▶ **Short problem**: Copy the lines of the items word for word, starting at the line that contains "svg-text:가: 가 [1435, 123, 1453, 146]" and ending at the last line of the items, with both of those lines included.

(Element and region listings)

■ ■ ■ ■ ■

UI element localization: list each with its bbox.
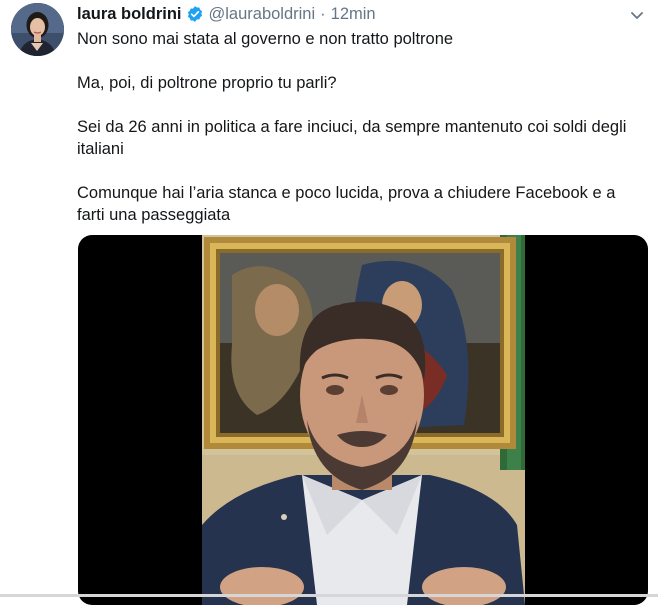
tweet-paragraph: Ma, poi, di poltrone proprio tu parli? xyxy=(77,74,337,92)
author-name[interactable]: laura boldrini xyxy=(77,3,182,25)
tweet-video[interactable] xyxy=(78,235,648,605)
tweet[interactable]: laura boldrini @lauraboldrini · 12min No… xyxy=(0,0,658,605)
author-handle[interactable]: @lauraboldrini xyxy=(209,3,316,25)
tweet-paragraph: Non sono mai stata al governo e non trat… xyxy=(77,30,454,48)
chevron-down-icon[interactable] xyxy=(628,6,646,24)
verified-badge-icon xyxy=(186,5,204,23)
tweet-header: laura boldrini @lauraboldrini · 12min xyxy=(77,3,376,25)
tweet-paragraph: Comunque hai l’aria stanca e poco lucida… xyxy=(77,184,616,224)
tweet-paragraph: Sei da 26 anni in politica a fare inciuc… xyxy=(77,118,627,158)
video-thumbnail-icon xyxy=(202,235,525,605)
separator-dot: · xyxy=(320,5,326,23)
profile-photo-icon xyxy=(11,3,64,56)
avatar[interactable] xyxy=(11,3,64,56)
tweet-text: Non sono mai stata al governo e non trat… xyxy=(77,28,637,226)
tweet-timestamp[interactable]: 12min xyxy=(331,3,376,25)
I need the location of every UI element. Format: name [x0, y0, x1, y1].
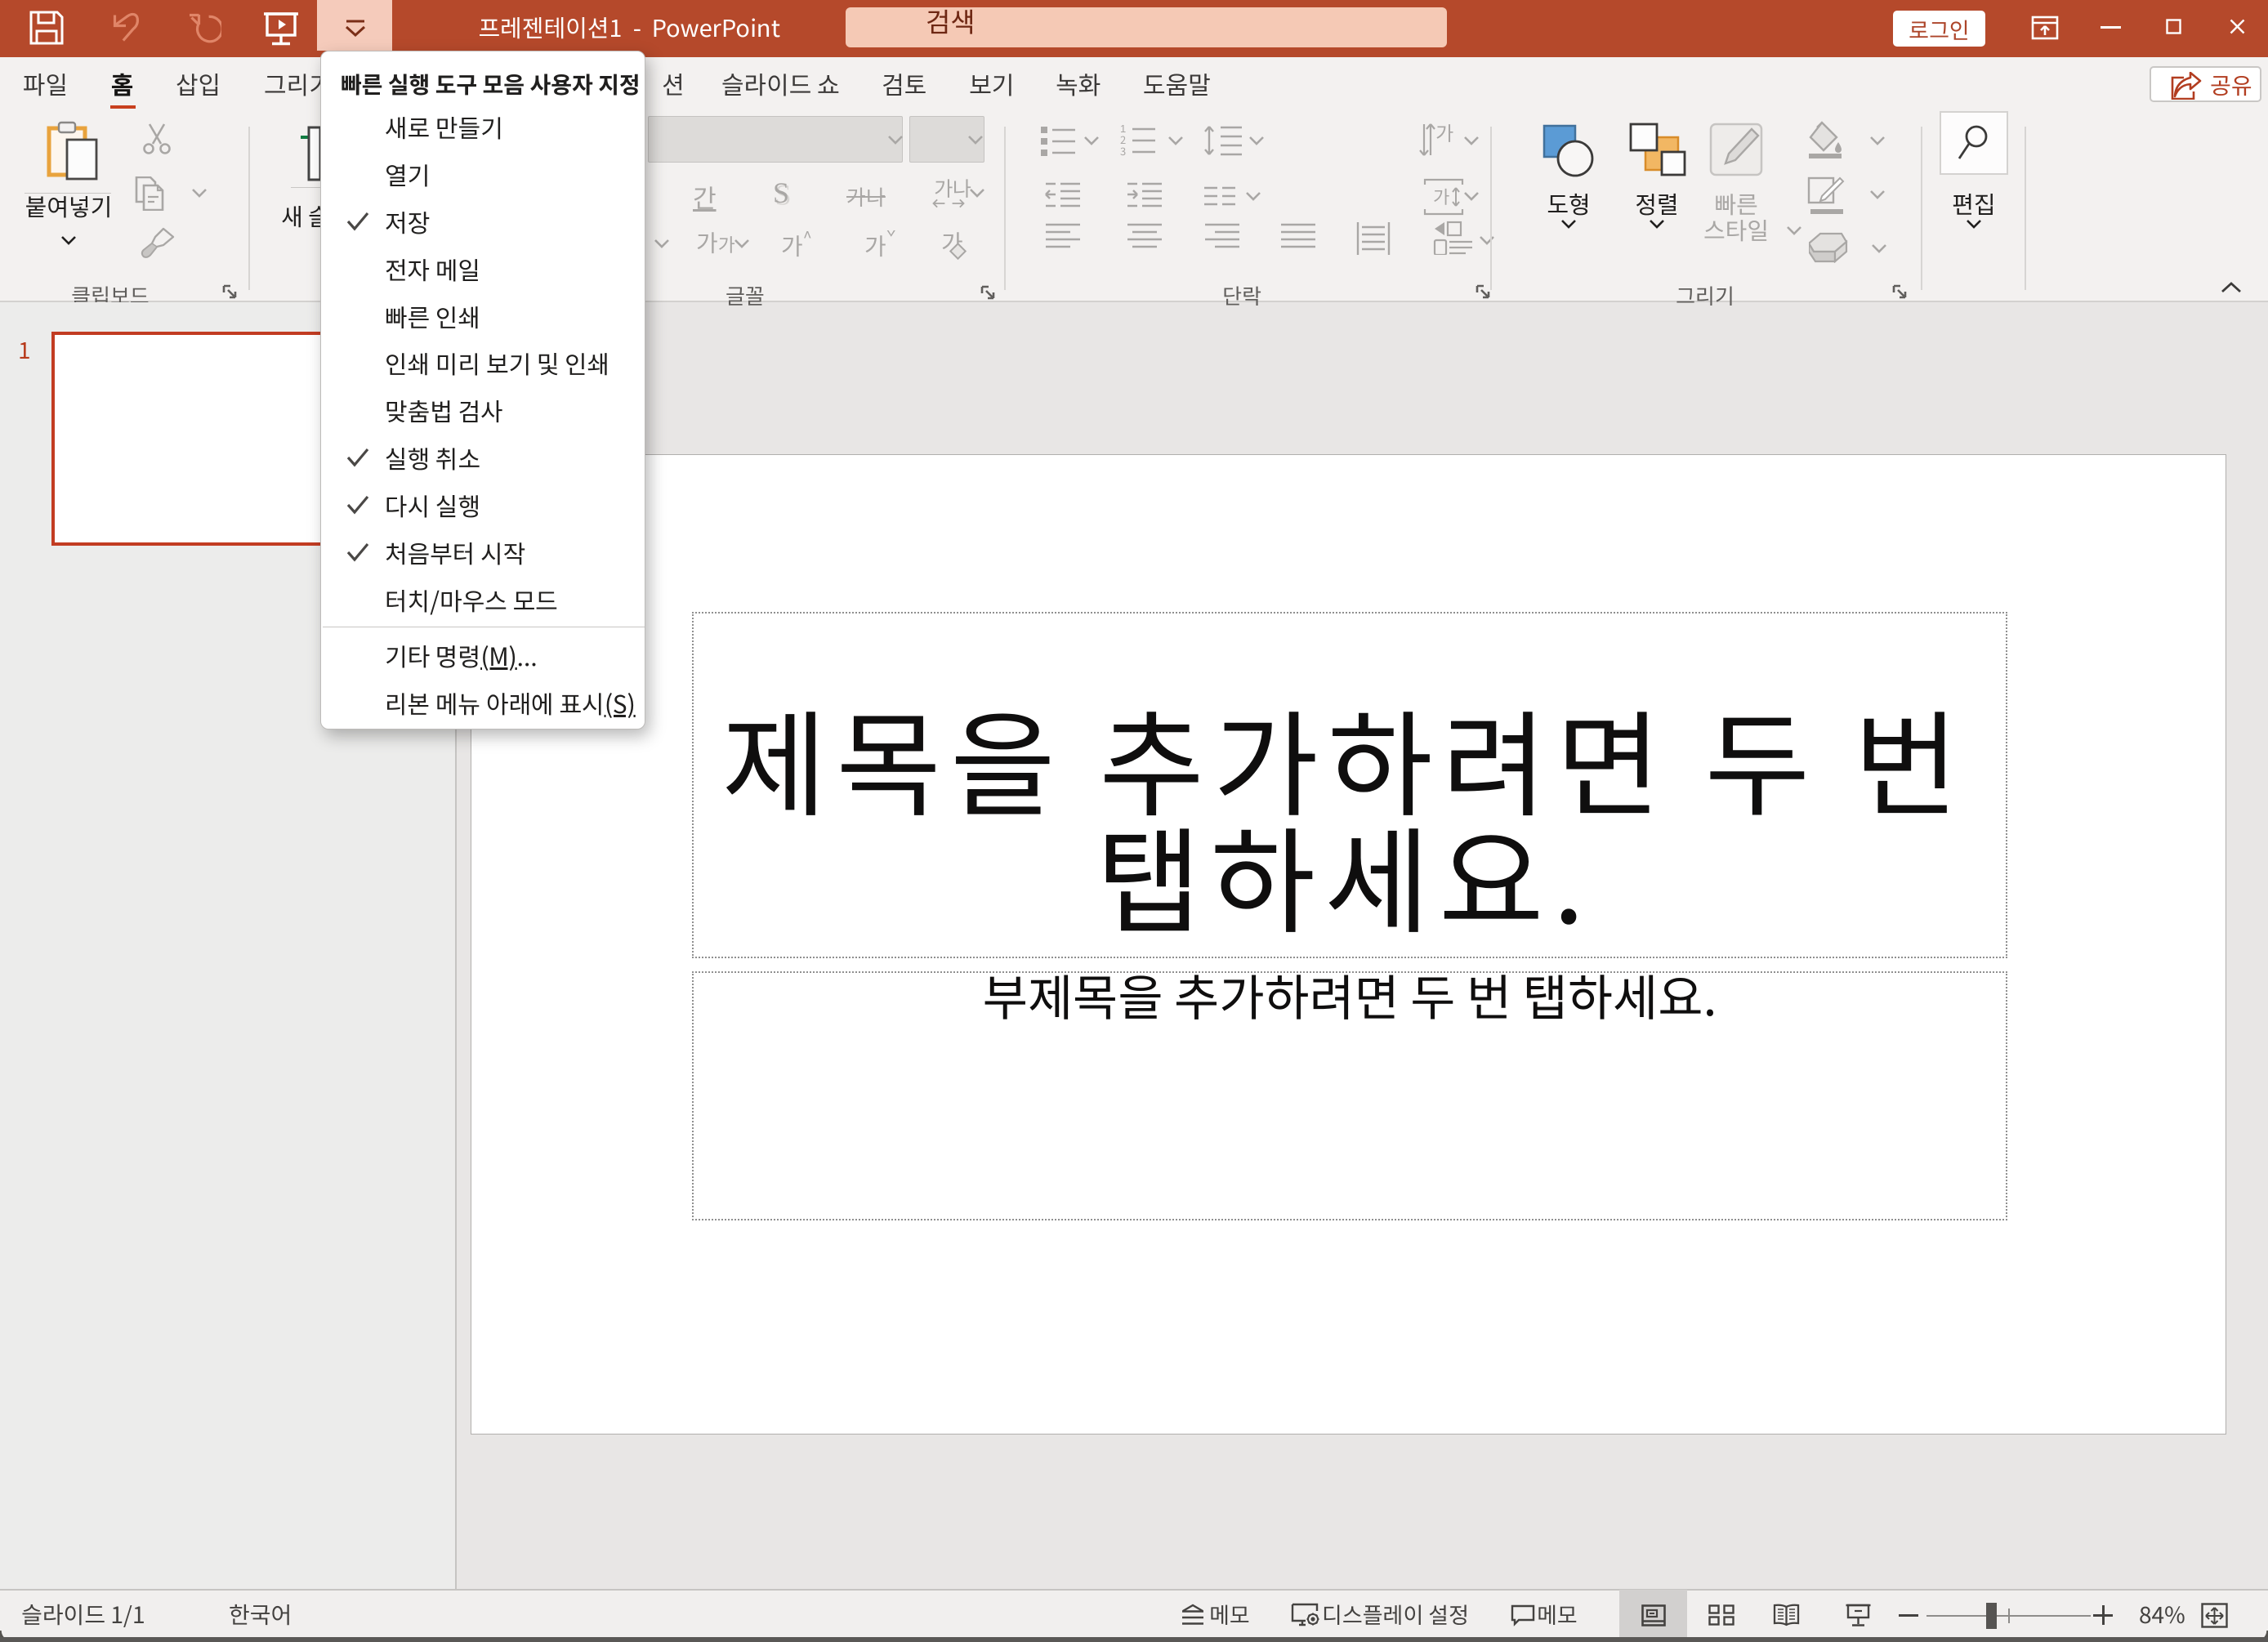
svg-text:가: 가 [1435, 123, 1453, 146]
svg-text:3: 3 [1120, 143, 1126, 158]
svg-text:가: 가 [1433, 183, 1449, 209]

■ ■ ■ ■ ■

▶ **Reply**:
svg-text:가: 가 [1435, 123, 1453, 146]
svg-text:3: 3 [1120, 143, 1126, 158]
svg-text:가: 가 [1433, 183, 1449, 209]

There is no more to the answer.